> [SOURCE MATERIAL]:
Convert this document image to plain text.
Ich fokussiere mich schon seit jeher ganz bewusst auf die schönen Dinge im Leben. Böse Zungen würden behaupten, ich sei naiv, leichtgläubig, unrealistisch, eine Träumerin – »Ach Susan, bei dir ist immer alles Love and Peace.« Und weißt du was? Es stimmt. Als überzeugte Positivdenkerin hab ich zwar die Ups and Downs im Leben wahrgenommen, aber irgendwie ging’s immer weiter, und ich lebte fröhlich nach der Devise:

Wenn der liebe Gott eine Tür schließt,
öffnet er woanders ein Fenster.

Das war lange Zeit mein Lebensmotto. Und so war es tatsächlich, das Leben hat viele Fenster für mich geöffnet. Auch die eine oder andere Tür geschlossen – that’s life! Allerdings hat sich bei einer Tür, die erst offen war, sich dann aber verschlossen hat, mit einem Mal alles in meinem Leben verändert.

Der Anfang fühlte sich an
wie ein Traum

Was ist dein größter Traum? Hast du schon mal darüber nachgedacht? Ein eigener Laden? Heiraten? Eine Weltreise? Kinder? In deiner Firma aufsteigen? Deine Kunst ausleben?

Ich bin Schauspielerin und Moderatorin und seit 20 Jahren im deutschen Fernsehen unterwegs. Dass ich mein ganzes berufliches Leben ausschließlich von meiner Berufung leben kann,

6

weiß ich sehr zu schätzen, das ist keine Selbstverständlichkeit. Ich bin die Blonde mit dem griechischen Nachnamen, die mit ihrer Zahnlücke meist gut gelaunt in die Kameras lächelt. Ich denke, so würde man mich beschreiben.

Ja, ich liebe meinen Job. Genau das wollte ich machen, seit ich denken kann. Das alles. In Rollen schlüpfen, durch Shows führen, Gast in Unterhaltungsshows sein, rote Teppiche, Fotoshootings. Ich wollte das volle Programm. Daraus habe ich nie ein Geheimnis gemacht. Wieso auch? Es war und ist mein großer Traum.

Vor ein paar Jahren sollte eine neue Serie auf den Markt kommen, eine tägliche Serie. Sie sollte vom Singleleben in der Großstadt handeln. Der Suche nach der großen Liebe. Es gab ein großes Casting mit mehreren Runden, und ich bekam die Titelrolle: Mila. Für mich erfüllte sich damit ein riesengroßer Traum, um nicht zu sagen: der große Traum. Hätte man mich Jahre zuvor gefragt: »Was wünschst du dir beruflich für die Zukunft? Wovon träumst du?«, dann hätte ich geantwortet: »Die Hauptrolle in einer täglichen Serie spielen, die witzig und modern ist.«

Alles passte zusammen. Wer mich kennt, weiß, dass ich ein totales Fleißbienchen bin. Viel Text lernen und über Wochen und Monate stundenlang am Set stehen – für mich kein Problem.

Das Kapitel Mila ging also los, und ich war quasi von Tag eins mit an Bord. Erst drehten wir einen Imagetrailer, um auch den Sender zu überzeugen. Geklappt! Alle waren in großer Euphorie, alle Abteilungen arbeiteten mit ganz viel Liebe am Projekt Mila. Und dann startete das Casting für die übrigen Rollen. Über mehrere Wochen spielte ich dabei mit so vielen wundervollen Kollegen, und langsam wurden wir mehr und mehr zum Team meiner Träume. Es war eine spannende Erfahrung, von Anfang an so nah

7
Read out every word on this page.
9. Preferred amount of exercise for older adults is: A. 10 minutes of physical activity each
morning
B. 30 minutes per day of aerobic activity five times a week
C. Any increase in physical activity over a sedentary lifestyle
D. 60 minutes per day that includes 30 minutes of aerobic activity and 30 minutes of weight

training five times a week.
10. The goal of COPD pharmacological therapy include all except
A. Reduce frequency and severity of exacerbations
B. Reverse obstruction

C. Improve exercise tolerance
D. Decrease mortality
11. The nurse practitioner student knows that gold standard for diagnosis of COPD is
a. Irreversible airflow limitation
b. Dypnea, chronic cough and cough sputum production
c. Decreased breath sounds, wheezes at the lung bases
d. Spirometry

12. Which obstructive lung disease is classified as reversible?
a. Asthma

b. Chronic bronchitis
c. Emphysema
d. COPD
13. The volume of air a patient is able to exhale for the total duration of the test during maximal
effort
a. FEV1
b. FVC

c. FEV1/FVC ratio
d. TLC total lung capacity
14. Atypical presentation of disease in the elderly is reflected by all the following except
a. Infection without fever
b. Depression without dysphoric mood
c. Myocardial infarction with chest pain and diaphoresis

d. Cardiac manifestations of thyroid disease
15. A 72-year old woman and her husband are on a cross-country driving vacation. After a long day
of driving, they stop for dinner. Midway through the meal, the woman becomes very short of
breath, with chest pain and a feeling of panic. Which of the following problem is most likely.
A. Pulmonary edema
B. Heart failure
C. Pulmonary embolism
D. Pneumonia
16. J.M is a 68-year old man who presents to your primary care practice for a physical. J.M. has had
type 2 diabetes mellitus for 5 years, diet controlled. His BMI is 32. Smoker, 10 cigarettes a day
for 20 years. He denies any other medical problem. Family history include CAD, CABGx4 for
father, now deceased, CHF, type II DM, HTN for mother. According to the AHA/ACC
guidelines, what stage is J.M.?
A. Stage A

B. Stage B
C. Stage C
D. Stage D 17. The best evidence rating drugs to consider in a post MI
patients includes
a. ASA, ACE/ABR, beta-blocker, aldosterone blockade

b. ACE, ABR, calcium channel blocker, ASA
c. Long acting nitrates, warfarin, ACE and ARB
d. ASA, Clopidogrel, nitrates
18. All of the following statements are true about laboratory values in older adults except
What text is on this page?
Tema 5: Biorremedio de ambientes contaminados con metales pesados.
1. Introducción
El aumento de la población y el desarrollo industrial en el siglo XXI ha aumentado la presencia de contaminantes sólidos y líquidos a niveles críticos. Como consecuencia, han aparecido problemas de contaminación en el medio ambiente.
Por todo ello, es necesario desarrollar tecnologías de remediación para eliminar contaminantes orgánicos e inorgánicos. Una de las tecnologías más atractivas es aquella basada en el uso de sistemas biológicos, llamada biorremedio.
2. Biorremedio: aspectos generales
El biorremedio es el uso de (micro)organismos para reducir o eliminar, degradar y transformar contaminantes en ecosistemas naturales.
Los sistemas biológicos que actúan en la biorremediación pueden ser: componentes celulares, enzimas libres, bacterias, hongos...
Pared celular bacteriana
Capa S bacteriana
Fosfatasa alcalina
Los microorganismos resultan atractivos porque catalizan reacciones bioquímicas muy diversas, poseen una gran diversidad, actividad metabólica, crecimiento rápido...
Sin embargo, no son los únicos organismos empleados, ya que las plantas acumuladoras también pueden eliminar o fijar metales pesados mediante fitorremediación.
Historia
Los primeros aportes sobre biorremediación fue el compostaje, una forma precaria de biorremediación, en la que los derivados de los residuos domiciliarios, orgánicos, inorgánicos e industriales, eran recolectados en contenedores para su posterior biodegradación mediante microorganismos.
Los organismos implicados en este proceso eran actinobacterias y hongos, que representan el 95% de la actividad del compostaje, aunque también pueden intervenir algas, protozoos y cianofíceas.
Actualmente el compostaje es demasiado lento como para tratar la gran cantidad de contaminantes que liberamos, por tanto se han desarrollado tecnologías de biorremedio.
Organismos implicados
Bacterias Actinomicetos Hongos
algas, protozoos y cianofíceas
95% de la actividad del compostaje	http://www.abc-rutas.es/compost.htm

> [WHAT THE TASK ASKS]: Would you output the full listing exactly as it stands?

> [WORKED SOLUTION]:
Convert this document image to plain text.
Ich fokussiere mich schon seit jeher ganz bewusst auf die schönen Dinge im Leben. Böse Zungen würden behaupten, ich sei naiv, leichtgläubig, unrealistisch, eine Träumerin – »Ach Susan, bei dir ist immer alles Love and Peace.« Und weißt du was? Es stimmt. Als überzeugte Positivdenkerin hab ich zwar die Ups and Downs im Leben wahrgenommen, aber irgendwie ging’s immer weiter, und ich lebte fröhlich nach der Devise:

Wenn der liebe Gott eine Tür schließt,
öffnet er woanders ein Fenster.

Das war lange Zeit mein Lebensmotto. Und so war es tatsächlich, das Leben hat viele Fenster für mich geöffnet. Auch die eine oder andere Tür geschlossen – that’s life! Allerdings hat sich bei einer Tür, die erst offen war, sich dann aber verschlossen hat, mit einem Mal alles in meinem Leben verändert.

Der Anfang fühlte sich an
wie ein Traum

Was ist dein größter Traum? Hast du schon mal darüber nachgedacht? Ein eigener Laden? Heiraten? Eine Weltreise? Kinder? In deiner Firma aufsteigen? Deine Kunst ausleben?

Ich bin Schauspielerin und Moderatorin und seit 20 Jahren im deutschen Fernsehen unterwegs. Dass ich mein ganzes berufliches Leben ausschließlich von meiner Berufung leben kann,

6

weiß ich sehr zu schätzen, das ist keine Selbstverständlichkeit. Ich bin die Blonde mit dem griechischen Nachnamen, die mit ihrer Zahnlücke meist gut gelaunt in die Kameras lächelt. Ich denke, so würde man mich beschreiben.

Ja, ich liebe meinen Job. Genau das wollte ich machen, seit ich denken kann. Das alles. In Rollen schlüpfen, durch Shows führen, Gast in Unterhaltungsshows sein, rote Teppiche, Fotoshootings. Ich wollte das volle Programm. Daraus habe ich nie ein Geheimnis gemacht. Wieso auch? Es war und ist mein großer Traum.

Vor ein paar Jahren sollte eine neue Serie auf den Markt kommen, eine tägliche Serie. Sie sollte vom Singleleben in der Großstadt handeln. Der Suche nach der großen Liebe. Es gab ein großes Casting mit mehreren Runden, und ich bekam die Titelrolle: Mila. Für mich erfüllte sich damit ein riesengroßer Traum, um nicht zu sagen: der große Traum. Hätte man mich Jahre zuvor gefragt: »Was wünschst du dir beruflich für die Zukunft? Wovon träumst du?«, dann hätte ich geantwortet: »Die Hauptrolle in einer täglichen Serie spielen, die witzig und modern ist.«

Alles passte zusammen. Wer mich kennt, weiß, dass ich ein totales Fleißbienchen bin. Viel Text lernen und über Wochen und Monate stundenlang am Set stehen – für mich kein Problem.

Das Kapitel Mila ging also los, und ich war quasi von Tag eins mit an Bord. Erst drehten wir einen Imagetrailer, um auch den Sender zu überzeugen. Geklappt! Alle waren in großer Euphorie, alle Abteilungen arbeiteten mit ganz viel Liebe am Projekt Mila. Und dann startete das Casting für die übrigen Rollen. Über mehrere Wochen spielte ich dabei mit so vielen wundervollen Kollegen, und langsam wurden wir mehr und mehr zum Team meiner Träume. Es war eine spannende Erfahrung, von Anfang an so nah

7
Read out every word on this page.
9. Preferred amount of exercise for older adults is: A. 10 minutes of physical activity each
morning
B. 30 minutes per day of aerobic activity five times a week
C. Any increase in physical activity over a sedentary lifestyle
D. 60 minutes per day that includes 30 minutes of aerobic activity and 30 minutes of weight

training five times a week.
10. The goal of COPD pharmacological therapy include all except
A. Reduce frequency and severity of exacerbations
B. Reverse obstruction

C. Improve exercise tolerance
D. Decrease mortality
11. The nurse practitioner student knows that gold standard for diagnosis of COPD is
a. Irreversible airflow limitation
b. Dypnea, chronic cough and cough sputum production
c. Decreased breath sounds, wheezes at the lung bases
d. Spirometry

12. Which obstructive lung disease is classified as reversible?
a. Asthma

b. Chronic bronchitis
c. Emphysema
d. COPD
13. The volume of air a patient is able to exhale for the total duration of the test during maximal
effort
a. FEV1
b. FVC

c. FEV1/FVC ratio
d. TLC total lung capacity
14. Atypical presentation of disease in the elderly is reflected by all the following except
a. Infection without fever
b. Depression without dysphoric mood
c. Myocardial infarction with chest pain and diaphoresis

d. Cardiac manifestations of thyroid disease
15. A 72-year old woman and her husband are on a cross-country driving vacation. After a long day
of driving, they stop for dinner. Midway through the meal, the woman becomes very short of
breath, with chest pain and a feeling of panic. Which of the following problem is most likely.
A. Pulmonary edema
B. Heart failure
C. Pulmonary embolism
D. Pneumonia
16. J.M is a 68-year old man who presents to your primary care practice for a physical. J.M. has had
type 2 diabetes mellitus for 5 years, diet controlled. His BMI is 32. Smoker, 10 cigarettes a day
for 20 years. He denies any other medical problem. Family history include CAD, CABGx4 for
father, now deceased, CHF, type II DM, HTN for mother. According to the AHA/ACC
guidelines, what stage is J.M.?
A. Stage A

B. Stage B
C. Stage C
D. Stage D 17. The best evidence rating drugs to consider in a post MI
patients includes
a. ASA, ACE/ABR, beta-blocker, aldosterone blockade

b. ACE, ABR, calcium channel blocker, ASA
c. Long acting nitrates, warfarin, ACE and ARB
d. ASA, Clopidogrel, nitrates
18. All of the following statements are true about laboratory values in older adults except
What text is on this page?
Tema 5: Biorremedio de ambientes contaminados con metales pesados.
1. Introducción
El aumento de la población y el desarrollo industrial en el siglo XXI ha aumentado la presencia de contaminantes sólidos y líquidos a niveles críticos. Como consecuencia, han aparecido problemas de contaminación en el medio ambiente.
Por todo ello, es necesario desarrollar tecnologías de remediación para eliminar contaminantes orgánicos e inorgánicos. Una de las tecnologías más atractivas es aquella basada en el uso de sistemas biológicos, llamada biorremedio.
2. Biorremedio: aspectos generales
El biorremedio es el uso de (micro)organismos para reducir o eliminar, degradar y transformar contaminantes en ecosistemas naturales.
Los sistemas biológicos que actúan en la biorremediación pueden ser: componentes celulares, enzimas libres, bacterias, hongos...
Pared celular bacteriana
Capa S bacteriana
Fosfatasa alcalina
Los microorganismos resultan atractivos porque catalizan reacciones bioquímicas muy diversas, poseen una gran diversidad, actividad metabólica, crecimiento rápido...
Sin embargo, no son los únicos organismos empleados, ya que las plantas acumuladoras también pueden eliminar o fijar metales pesados mediante fitorremediación.
Historia
Los primeros aportes sobre biorremediación fue el compostaje, una forma precaria de biorremediación, en la que los derivados de los residuos domiciliarios, orgánicos, inorgánicos e industriales, eran recolectados en contenedores para su posterior biodegradación mediante microorganismos.
Los organismos implicados en este proceso eran actinobacterias y hongos, que representan el 95% de la actividad del compostaje, aunque también pueden intervenir algas, protozoos y cianofíceas.
Actualmente el compostaje es demasiado lento como para tratar la gran cantidad de contaminantes que liberamos, por tanto se han desarrollado tecnologías de biorremedio.
Organismos implicados
Bacterias Actinomicetos Hongos
algas, protozoos y cianofíceas
95% de la actividad del compostaje	http://www.abc-rutas.es/compost.htm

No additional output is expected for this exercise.